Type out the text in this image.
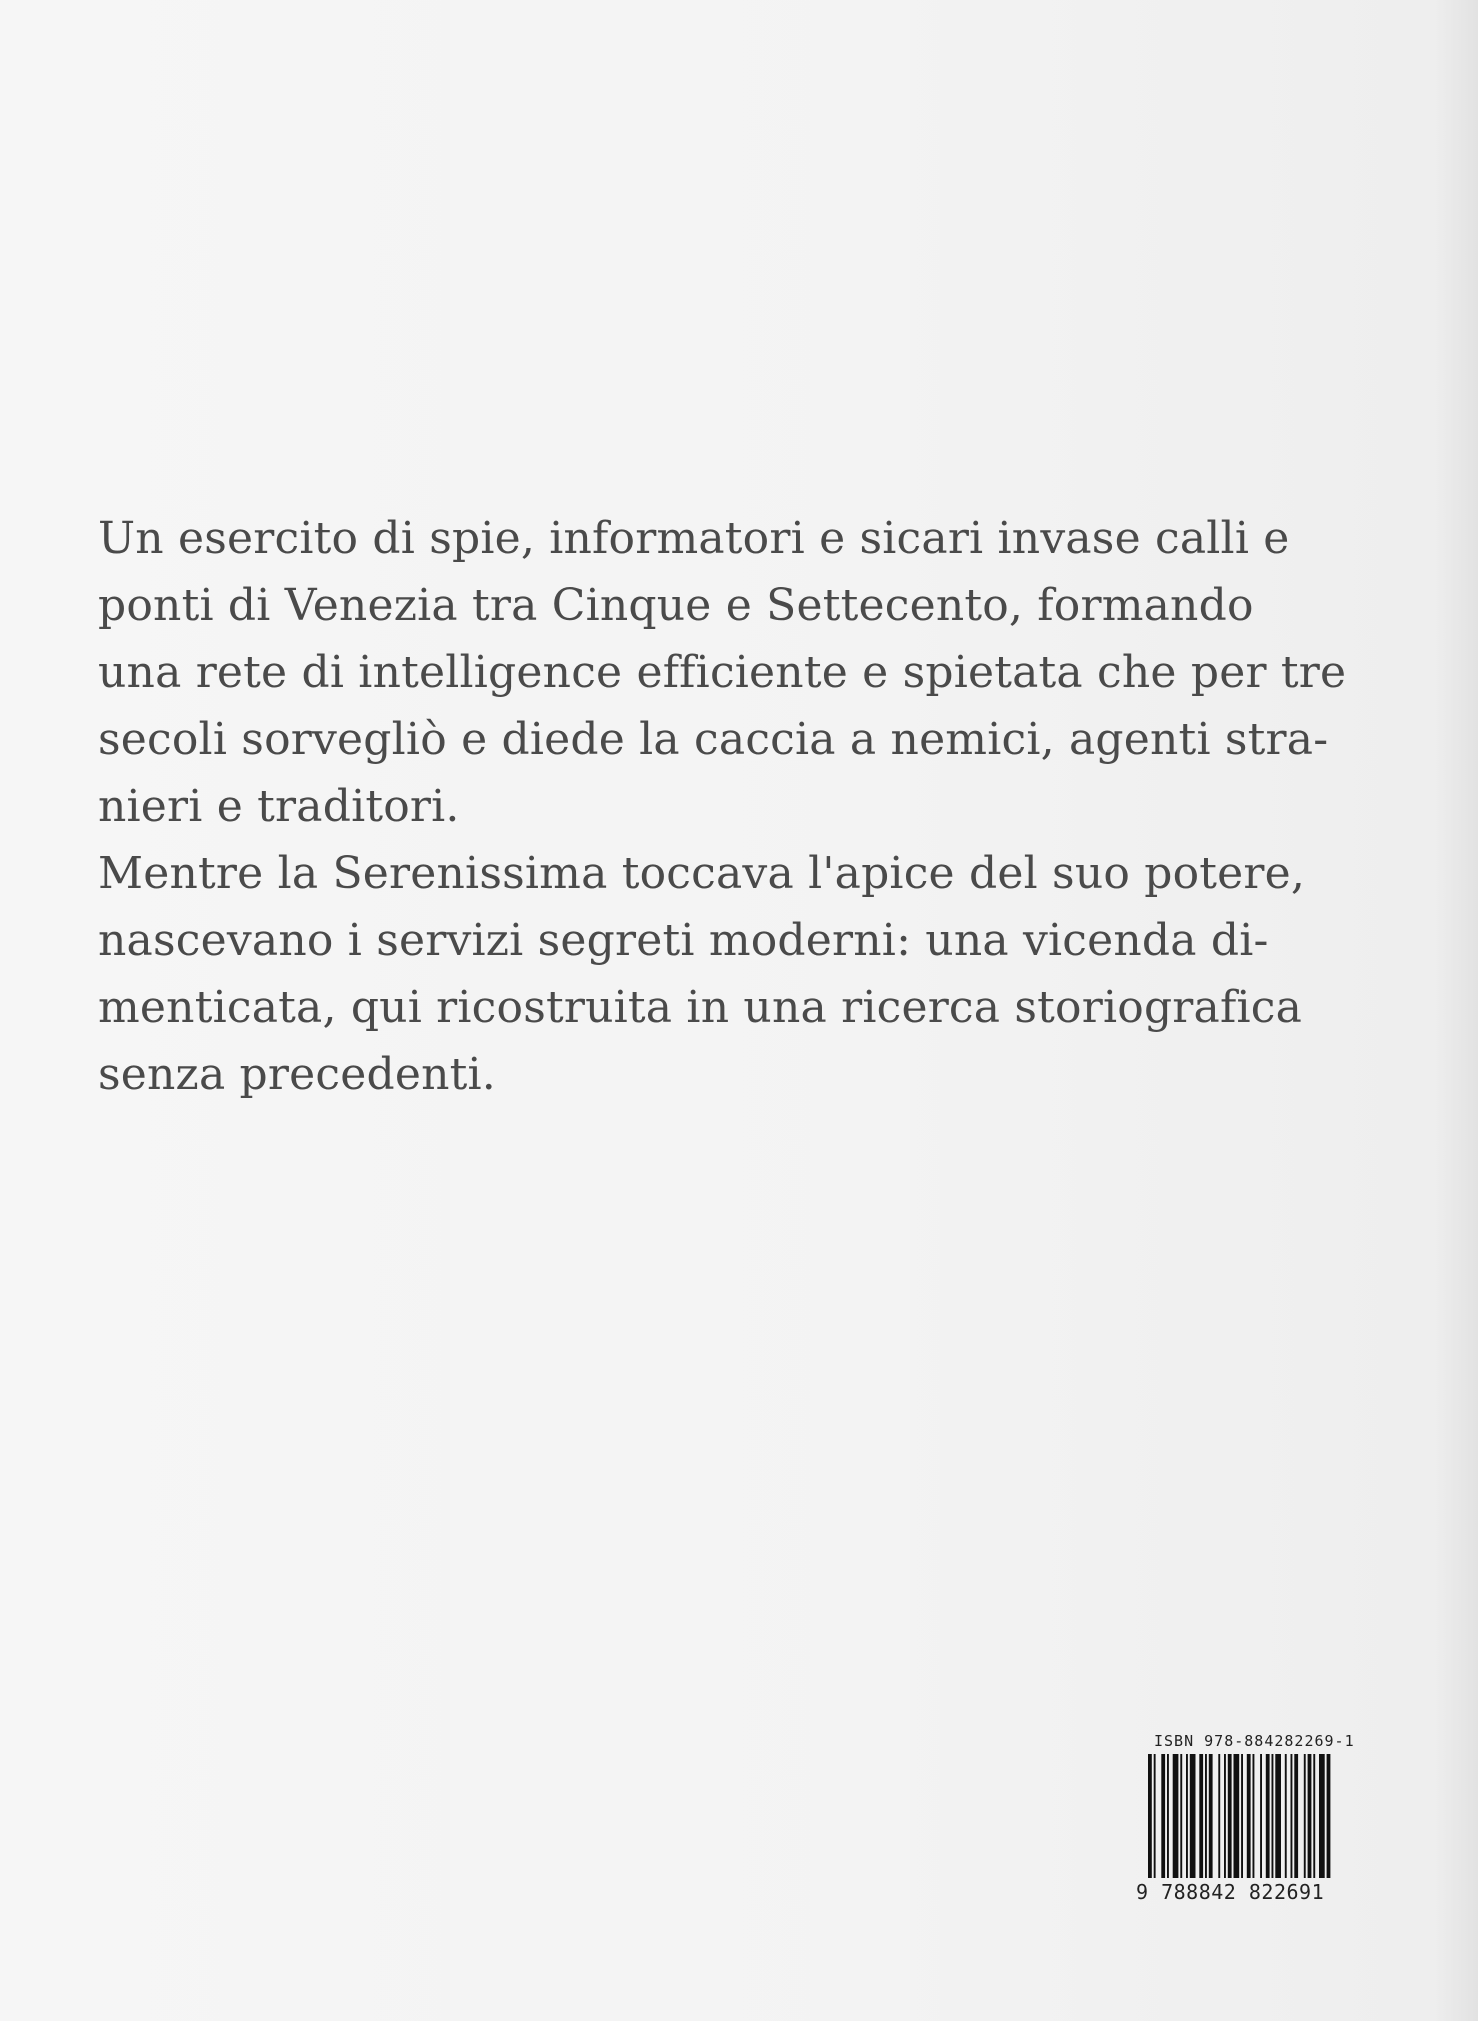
Un esercito di spie, informatori e sicari invase calli e
ponti di Venezia tra Cinque e Settecento, formando
una rete di intelligence efficiente e spietata che per tre
secoli sorvegliò e diede la caccia a nemici, agenti stra-
nieri e traditori.

Mentre la Serenissima toccava l'apice del suo potere,
nascevano i servizi segreti moderni: una vicenda di-
menticata, qui ricostruita in una ricerca storiografica
senza precedenti.

ISBN 978-884282269-1
9 788842 822691
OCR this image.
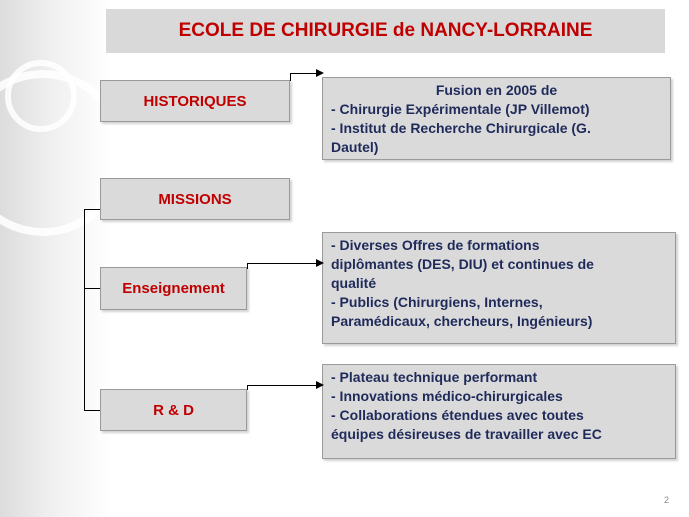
ECOLE DE CHIRURGIE de NANCY-LORRAINE
HISTORIQUES
Fusion en 2005 de
- Chirurgie Expérimentale (JP Villemot)
- Institut de Recherche Chirurgicale (G.
Dautel)
MISSIONS
Enseignement
- Diverses Offres de formations
diplômantes (DES, DIU) et continues de
qualité
- Publics (Chirurgiens, Internes,
Paramédicaux, chercheurs, Ingénieurs)
R & D
- Plateau technique performant
- Innovations médico-chirurgicales
- Collaborations étendues avec toutes
équipes désireuses de travailler avec EC
2
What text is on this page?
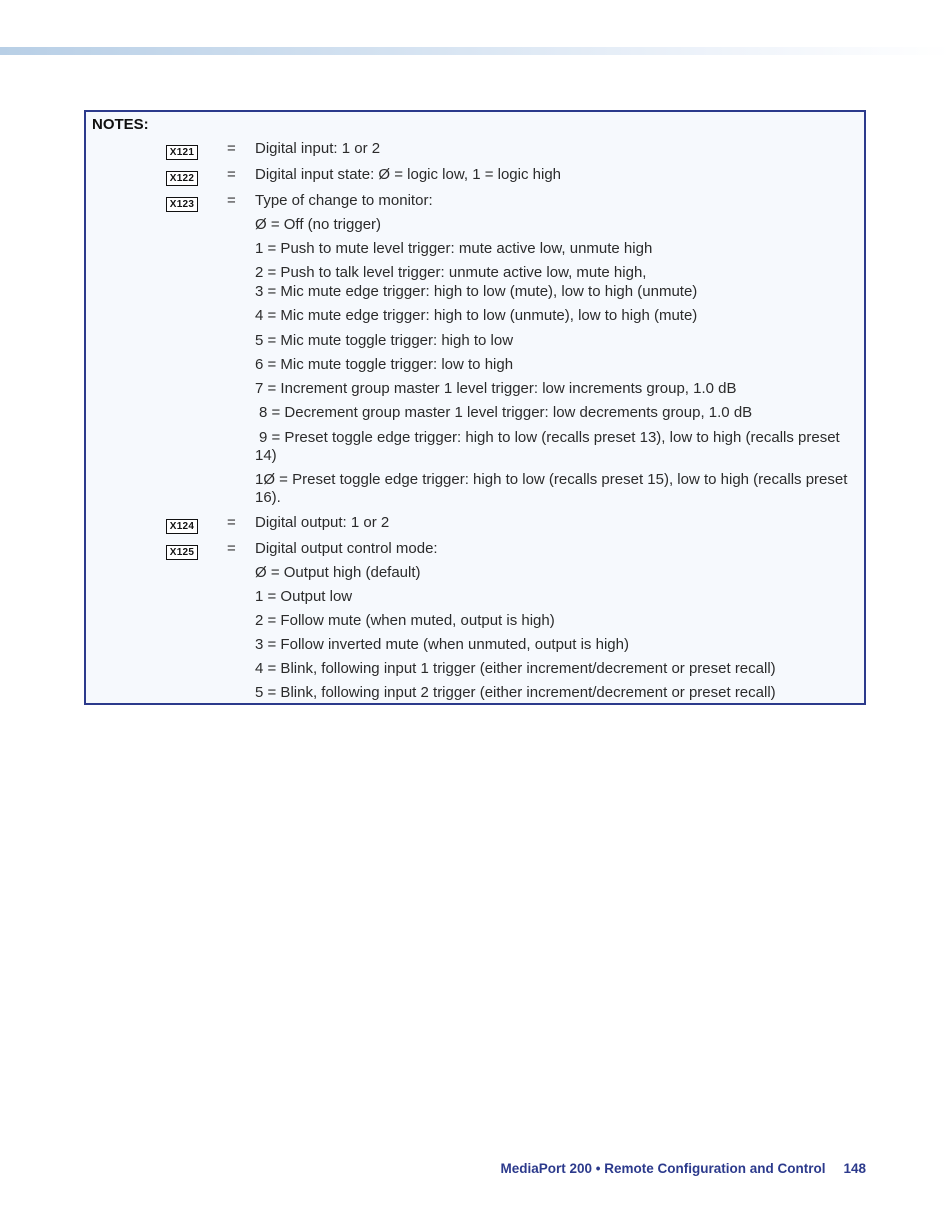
NOTES:
X121 = Digital input: 1 or 2
X122 = Digital input state: Ø = logic low, 1 = logic high
X123 = Type of change to monitor:
Ø = Off (no trigger)
1 = Push to mute level trigger: mute active low, unmute high
2 = Push to talk level trigger: unmute active low, mute high,
3 = Mic mute edge trigger: high to low (mute), low to high (unmute)
4 = Mic mute edge trigger: high to low (unmute), low to high (mute)
5 = Mic mute toggle trigger: high to low
6 = Mic mute toggle trigger: low to high
7 = Increment group master 1 level trigger: low increments group, 1.0 dB
8 = Decrement group master 1 level trigger: low decrements group, 1.0 dB
9 = Preset toggle edge trigger: high to low (recalls preset 13), low to high (recalls preset 14)
1Ø = Preset toggle edge trigger: high to low (recalls preset 15), low to high (recalls preset 16).
X124 = Digital output: 1 or 2
X125 = Digital output control mode:
Ø = Output high (default)
1 = Output low
2 = Follow mute (when muted, output is high)
3 = Follow inverted mute (when unmuted, output is high)
4 = Blink, following input 1 trigger (either increment/decrement or preset recall)
5 = Blink, following input 2 trigger (either increment/decrement or preset recall)
MediaPort 200 • Remote Configuration and Control 148
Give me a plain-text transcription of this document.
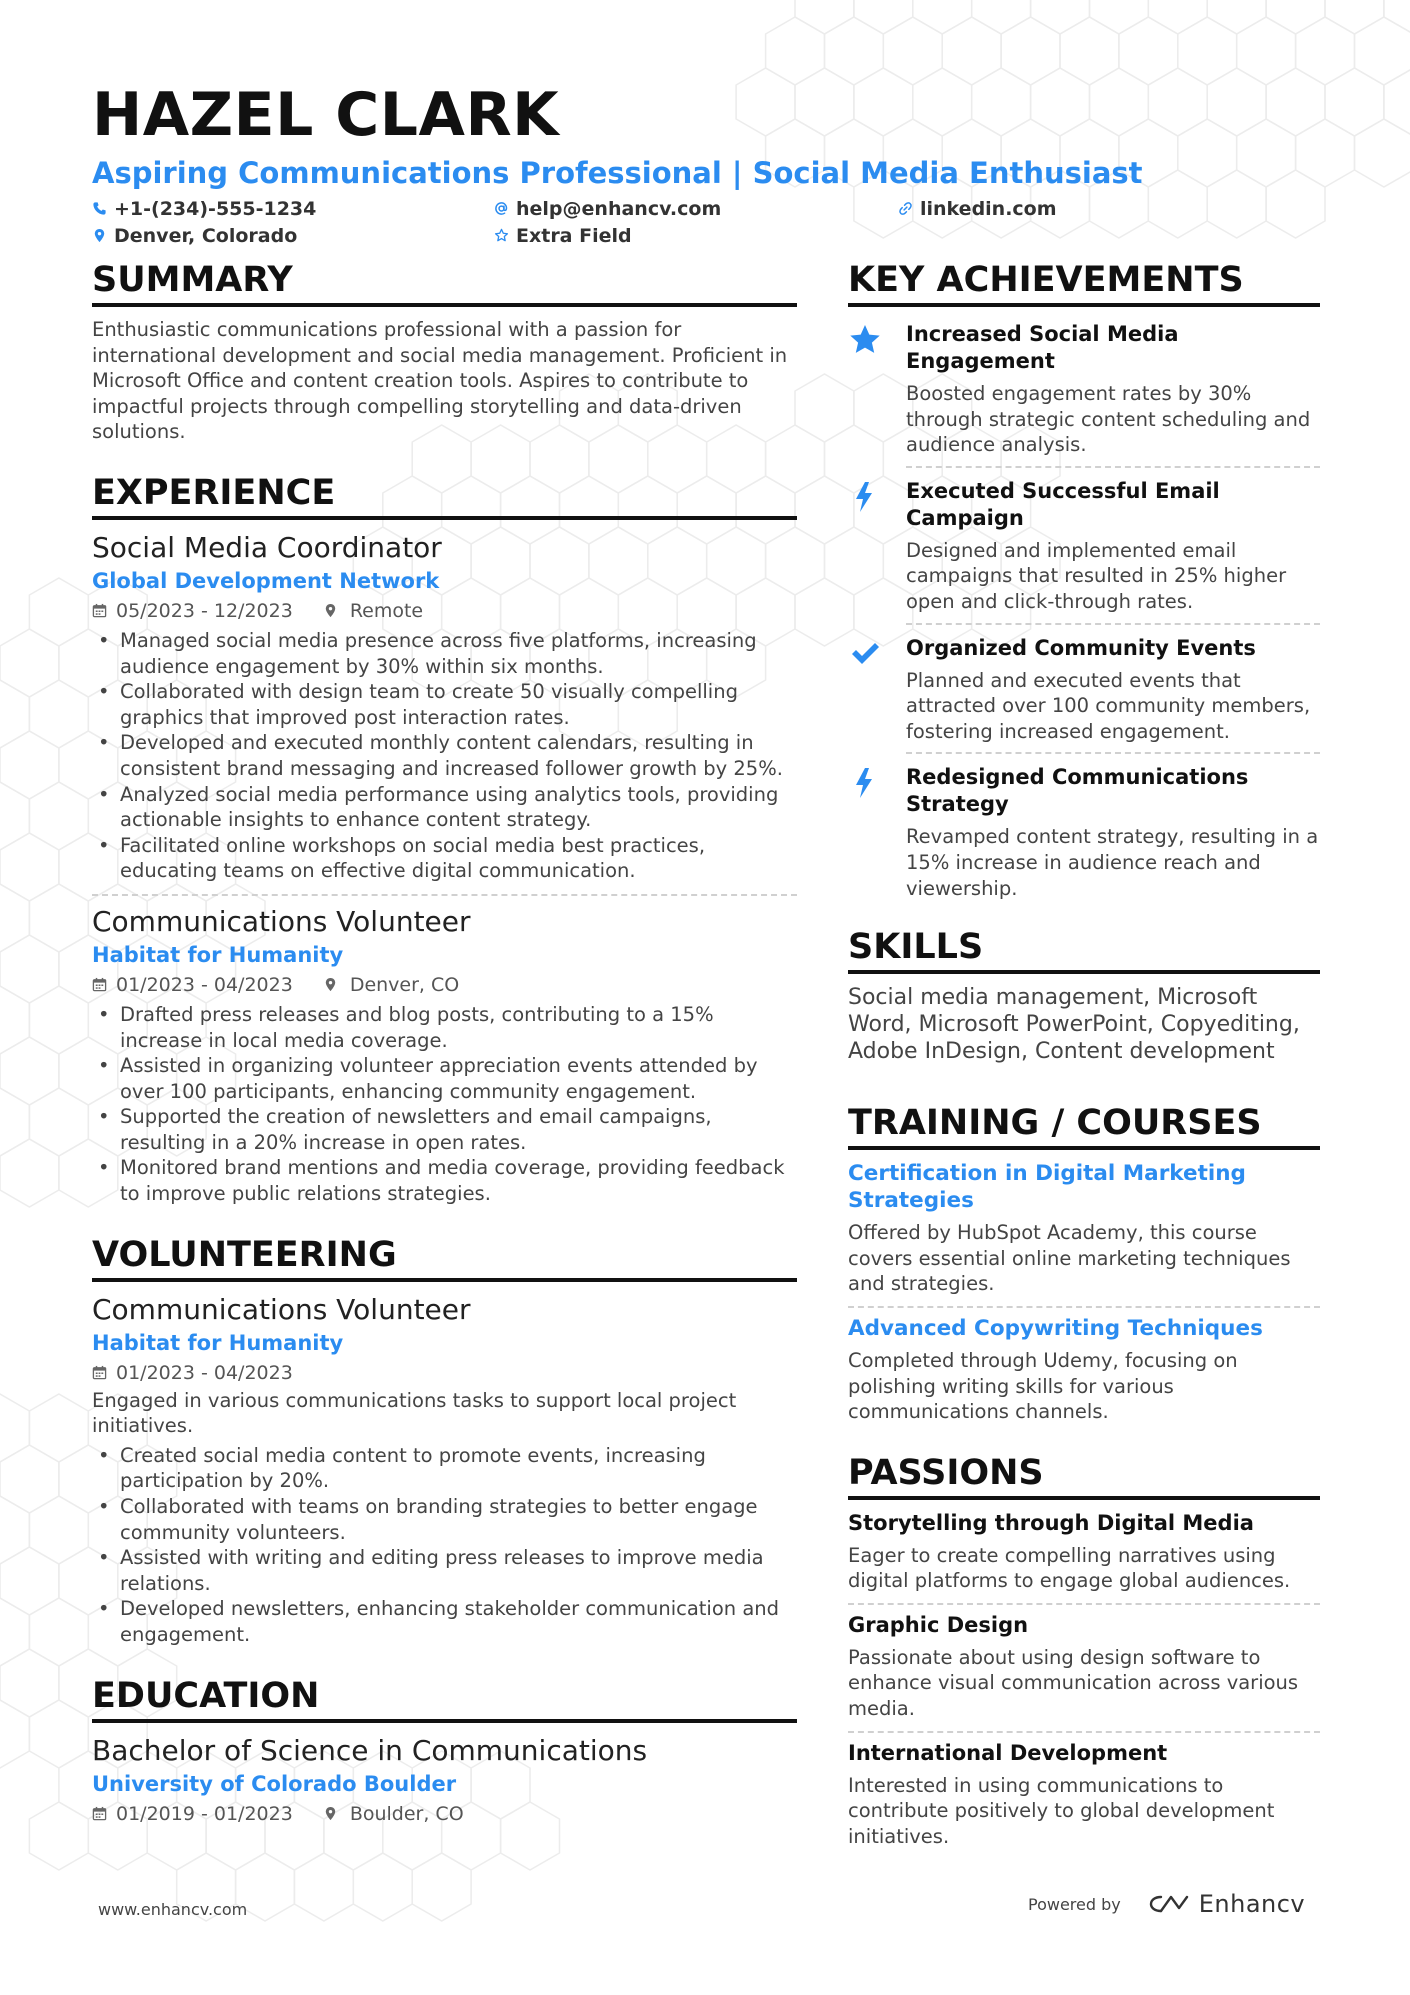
HAZEL CLARK
Aspiring Communications Professional | Social Media Enthusiast
+1-(234)-555-1234	help@enhancv.com	linkedin.com
Denver, Colorado	Extra Field
SUMMARY
Enthusiastic communications professional with a passion for international development and social media management. Proficient in Microsoft Office and content creation tools. Aspires to contribute to impactful projects through compelling storytelling and data-driven solutions.
EXPERIENCE
Social Media Coordinator
Global Development Network
05/2023 - 12/2023	Remote
• Managed social media presence across five platforms, increasing audience engagement by 30% within six months.
• Collaborated with design team to create 50 visually compelling graphics that improved post interaction rates.
• Developed and executed monthly content calendars, resulting in consistent brand messaging and increased follower growth by 25%.
• Analyzed social media performance using analytics tools, providing actionable insights to enhance content strategy.
• Facilitated online workshops on social media best practices, educating teams on effective digital communication.
Communications Volunteer
Habitat for Humanity
01/2023 - 04/2023	Denver, CO
• Drafted press releases and blog posts, contributing to a 15% increase in local media coverage.
• Assisted in organizing volunteer appreciation events attended by over 100 participants, enhancing community engagement.
• Supported the creation of newsletters and email campaigns, resulting in a 20% increase in open rates.
• Monitored brand mentions and media coverage, providing feedback to improve public relations strategies.
VOLUNTEERING
Communications Volunteer
Habitat for Humanity
01/2023 - 04/2023
Engaged in various communications tasks to support local project initiatives.
• Created social media content to promote events, increasing participation by 20%.
• Collaborated with teams on branding strategies to better engage community volunteers.
• Assisted with writing and editing press releases to improve media relations.
• Developed newsletters, enhancing stakeholder communication and engagement.
EDUCATION
Bachelor of Science in Communications
University of Colorado Boulder
01/2019 - 01/2023	Boulder, CO
KEY ACHIEVEMENTS
Increased Social Media Engagement
Boosted engagement rates by 30% through strategic content scheduling and audience analysis.
Executed Successful Email Campaign
Designed and implemented email campaigns that resulted in 25% higher open and click-through rates.
Organized Community Events
Planned and executed events that attracted over 100 community members, fostering increased engagement.
Redesigned Communications Strategy
Revamped content strategy, resulting in a 15% increase in audience reach and viewership.
SKILLS
Social media management, Microsoft Word, Microsoft PowerPoint, Copyediting, Adobe InDesign, Content development
TRAINING / COURSES
Certification in Digital Marketing Strategies
Offered by HubSpot Academy, this course covers essential online marketing techniques and strategies.
Advanced Copywriting Techniques
Completed through Udemy, focusing on polishing writing skills for various communications channels.
PASSIONS
Storytelling through Digital Media
Eager to create compelling narratives using digital platforms to engage global audiences.
Graphic Design
Passionate about using design software to enhance visual communication across various media.
International Development
Interested in using communications to contribute positively to global development initiatives.
www.enhancv.com	Powered by	Enhancv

====================

### [Request]
Find every line in the records above that holds the word "mute", and copy each one.

### [Expected answer]
1 = Push to mute level trigger: mute active low, unmute high
2 = Push to talk level trigger: unmute active low, mute high,
3 = Mic mute edge trigger: high to low (mute), low to high (unmute)
4 = Mic mute edge trigger: high to low (unmute), low to high (mute)
5 = Mic mute toggle trigger: high to low
6 = Mic mute toggle trigger: low to high
2 = Follow mute (when muted, output is high)
3 = Follow inverted mute (when unmuted, output is high)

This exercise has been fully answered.